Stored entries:
/---

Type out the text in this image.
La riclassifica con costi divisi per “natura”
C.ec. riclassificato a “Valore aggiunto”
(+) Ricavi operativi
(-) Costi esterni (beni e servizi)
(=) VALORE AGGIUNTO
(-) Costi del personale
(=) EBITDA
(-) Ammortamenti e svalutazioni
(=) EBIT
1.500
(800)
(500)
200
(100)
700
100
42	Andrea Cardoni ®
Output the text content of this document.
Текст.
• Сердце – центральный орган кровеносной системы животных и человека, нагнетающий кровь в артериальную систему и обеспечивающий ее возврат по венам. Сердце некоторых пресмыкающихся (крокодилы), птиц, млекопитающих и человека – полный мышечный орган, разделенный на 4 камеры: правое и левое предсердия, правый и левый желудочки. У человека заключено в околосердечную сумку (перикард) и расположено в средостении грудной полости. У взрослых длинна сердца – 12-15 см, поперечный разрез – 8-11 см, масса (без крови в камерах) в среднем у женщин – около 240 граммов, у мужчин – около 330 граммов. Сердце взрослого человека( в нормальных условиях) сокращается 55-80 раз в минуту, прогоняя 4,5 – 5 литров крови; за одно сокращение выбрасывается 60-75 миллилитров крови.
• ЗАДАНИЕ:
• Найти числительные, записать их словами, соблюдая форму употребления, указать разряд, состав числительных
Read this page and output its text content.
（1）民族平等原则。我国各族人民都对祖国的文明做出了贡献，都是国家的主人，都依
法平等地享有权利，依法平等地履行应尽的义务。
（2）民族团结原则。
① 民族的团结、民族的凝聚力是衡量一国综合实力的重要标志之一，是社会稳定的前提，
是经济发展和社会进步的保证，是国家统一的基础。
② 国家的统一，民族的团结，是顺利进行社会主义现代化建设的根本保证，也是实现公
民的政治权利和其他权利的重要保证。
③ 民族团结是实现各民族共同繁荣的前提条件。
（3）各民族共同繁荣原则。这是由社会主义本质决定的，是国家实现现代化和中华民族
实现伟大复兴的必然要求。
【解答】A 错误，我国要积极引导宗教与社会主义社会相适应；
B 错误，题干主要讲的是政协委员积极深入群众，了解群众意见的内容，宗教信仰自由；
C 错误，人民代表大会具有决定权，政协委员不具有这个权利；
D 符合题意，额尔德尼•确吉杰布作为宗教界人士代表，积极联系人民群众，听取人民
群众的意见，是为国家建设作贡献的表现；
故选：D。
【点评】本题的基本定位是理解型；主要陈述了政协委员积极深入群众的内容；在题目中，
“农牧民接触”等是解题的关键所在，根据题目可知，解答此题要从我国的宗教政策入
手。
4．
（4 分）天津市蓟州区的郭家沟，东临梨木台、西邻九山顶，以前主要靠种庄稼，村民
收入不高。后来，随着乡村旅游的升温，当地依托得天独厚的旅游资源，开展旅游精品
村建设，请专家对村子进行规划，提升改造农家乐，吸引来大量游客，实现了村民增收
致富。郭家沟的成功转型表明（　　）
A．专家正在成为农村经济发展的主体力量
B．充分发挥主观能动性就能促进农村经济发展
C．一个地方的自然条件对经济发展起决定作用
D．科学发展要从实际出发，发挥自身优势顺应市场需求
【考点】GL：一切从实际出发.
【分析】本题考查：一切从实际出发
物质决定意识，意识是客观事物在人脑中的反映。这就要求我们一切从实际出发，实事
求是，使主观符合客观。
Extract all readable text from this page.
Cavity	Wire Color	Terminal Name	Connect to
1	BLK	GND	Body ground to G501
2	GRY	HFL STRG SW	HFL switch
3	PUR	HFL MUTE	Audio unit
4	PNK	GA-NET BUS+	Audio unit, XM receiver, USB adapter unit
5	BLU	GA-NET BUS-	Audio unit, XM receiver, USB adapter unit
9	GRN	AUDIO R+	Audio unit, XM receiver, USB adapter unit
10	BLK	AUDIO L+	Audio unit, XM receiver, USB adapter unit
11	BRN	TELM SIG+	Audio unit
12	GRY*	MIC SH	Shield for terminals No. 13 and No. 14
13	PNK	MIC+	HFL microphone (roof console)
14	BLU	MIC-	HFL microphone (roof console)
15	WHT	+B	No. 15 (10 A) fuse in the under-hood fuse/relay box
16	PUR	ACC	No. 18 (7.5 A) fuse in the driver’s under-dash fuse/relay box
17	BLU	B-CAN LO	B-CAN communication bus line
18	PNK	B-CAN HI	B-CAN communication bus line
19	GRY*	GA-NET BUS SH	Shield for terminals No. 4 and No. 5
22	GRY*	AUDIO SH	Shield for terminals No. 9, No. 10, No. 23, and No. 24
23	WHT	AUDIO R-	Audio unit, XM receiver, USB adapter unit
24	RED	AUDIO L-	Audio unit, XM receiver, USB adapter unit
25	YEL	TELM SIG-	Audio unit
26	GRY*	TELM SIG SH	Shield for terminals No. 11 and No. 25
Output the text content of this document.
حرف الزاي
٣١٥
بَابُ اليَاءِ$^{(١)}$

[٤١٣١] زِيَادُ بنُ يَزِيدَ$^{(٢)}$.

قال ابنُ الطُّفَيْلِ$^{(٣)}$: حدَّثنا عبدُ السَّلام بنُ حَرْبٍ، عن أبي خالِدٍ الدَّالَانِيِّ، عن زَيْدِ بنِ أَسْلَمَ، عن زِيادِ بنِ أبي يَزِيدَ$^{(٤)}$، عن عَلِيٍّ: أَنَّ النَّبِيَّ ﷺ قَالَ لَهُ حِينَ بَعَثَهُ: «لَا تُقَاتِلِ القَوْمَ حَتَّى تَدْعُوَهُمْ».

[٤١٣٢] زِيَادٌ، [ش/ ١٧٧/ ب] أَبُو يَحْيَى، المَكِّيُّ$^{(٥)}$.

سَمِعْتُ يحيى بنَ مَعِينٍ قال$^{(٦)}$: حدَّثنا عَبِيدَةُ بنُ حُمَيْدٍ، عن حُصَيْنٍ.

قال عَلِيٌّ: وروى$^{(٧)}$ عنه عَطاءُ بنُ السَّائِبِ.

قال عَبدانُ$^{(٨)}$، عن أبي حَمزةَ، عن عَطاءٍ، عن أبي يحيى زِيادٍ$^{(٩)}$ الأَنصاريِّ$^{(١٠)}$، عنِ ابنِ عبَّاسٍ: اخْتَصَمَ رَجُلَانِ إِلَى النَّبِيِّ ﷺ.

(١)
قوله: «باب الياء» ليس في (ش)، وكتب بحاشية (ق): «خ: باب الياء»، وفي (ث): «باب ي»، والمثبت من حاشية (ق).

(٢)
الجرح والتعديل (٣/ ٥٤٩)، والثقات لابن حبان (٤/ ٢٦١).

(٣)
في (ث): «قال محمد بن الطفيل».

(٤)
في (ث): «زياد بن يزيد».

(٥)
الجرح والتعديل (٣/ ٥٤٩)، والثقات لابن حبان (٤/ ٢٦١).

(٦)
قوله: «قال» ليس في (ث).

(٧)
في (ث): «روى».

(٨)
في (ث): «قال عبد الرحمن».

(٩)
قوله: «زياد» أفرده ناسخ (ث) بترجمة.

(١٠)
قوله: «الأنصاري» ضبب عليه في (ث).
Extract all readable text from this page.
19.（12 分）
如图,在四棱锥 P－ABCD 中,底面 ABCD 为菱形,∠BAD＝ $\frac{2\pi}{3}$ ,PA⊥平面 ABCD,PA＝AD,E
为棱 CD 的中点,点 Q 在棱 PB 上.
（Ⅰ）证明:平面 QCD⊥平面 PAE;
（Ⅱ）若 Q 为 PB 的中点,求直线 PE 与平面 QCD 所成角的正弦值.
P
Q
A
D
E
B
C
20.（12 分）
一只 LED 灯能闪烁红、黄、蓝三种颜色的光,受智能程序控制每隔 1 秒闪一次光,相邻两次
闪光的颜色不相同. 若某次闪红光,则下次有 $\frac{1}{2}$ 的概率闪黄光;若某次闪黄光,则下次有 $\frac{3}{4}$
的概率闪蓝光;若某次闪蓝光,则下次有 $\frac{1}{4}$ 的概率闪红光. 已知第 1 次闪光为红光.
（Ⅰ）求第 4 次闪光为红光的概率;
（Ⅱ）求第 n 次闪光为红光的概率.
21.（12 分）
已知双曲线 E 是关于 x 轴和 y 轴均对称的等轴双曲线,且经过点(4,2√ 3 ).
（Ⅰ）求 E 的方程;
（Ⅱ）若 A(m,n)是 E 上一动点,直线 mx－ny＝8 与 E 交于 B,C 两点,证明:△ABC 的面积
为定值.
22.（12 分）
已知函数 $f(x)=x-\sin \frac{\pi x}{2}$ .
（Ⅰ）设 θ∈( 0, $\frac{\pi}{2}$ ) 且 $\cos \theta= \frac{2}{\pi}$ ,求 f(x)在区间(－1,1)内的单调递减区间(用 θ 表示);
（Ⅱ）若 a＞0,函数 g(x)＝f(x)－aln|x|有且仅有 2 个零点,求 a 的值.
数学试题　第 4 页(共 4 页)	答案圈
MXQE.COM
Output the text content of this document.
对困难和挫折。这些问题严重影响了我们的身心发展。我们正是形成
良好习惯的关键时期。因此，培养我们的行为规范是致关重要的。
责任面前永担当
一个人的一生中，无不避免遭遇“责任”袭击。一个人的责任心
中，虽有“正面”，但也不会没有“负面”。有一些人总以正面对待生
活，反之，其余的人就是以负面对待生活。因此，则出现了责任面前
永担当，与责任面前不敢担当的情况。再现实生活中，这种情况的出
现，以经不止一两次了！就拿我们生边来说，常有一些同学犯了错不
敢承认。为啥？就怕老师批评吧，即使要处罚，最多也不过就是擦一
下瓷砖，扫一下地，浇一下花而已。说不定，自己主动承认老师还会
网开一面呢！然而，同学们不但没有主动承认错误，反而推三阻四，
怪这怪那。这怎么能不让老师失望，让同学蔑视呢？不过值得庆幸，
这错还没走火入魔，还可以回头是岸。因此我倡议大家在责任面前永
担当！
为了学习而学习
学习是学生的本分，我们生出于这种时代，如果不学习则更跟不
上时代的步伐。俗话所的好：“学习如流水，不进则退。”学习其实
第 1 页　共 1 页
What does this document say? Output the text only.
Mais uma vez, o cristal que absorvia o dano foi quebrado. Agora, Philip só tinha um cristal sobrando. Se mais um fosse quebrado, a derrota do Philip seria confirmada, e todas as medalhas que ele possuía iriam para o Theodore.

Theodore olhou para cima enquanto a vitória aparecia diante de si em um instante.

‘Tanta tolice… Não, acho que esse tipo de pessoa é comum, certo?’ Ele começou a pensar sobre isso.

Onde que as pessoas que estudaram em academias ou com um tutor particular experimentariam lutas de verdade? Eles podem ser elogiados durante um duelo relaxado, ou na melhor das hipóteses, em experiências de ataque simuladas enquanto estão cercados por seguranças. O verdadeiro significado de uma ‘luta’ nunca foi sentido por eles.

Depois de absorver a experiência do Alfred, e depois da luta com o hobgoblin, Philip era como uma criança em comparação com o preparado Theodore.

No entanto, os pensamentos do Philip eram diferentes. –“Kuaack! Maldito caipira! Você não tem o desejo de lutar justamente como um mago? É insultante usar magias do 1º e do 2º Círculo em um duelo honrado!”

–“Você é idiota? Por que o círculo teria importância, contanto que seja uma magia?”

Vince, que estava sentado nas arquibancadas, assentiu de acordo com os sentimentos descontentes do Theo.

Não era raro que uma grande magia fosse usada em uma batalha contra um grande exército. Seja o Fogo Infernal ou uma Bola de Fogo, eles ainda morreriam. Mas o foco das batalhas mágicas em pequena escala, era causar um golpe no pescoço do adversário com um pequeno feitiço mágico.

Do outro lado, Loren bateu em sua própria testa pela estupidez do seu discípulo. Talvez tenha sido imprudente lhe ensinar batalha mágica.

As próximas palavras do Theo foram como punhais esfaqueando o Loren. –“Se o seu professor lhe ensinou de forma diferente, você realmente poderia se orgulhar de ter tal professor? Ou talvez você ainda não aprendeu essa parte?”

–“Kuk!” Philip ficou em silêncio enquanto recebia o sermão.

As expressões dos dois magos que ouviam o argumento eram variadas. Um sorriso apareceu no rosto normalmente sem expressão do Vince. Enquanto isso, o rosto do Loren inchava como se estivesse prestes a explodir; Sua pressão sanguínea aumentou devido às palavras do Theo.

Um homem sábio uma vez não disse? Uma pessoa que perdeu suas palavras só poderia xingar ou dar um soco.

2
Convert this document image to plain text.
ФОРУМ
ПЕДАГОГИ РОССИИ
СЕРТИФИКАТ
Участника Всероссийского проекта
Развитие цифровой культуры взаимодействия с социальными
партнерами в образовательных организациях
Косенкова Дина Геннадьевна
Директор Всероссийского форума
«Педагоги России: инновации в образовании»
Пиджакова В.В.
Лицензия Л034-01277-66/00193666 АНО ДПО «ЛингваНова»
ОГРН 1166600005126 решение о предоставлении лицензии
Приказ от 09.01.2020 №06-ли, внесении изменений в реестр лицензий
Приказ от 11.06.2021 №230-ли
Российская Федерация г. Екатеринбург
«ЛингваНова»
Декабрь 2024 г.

\---

Aim of the task - Your answer should be a single number: the count of lines containing the word "unit".

Answer to the problem - 9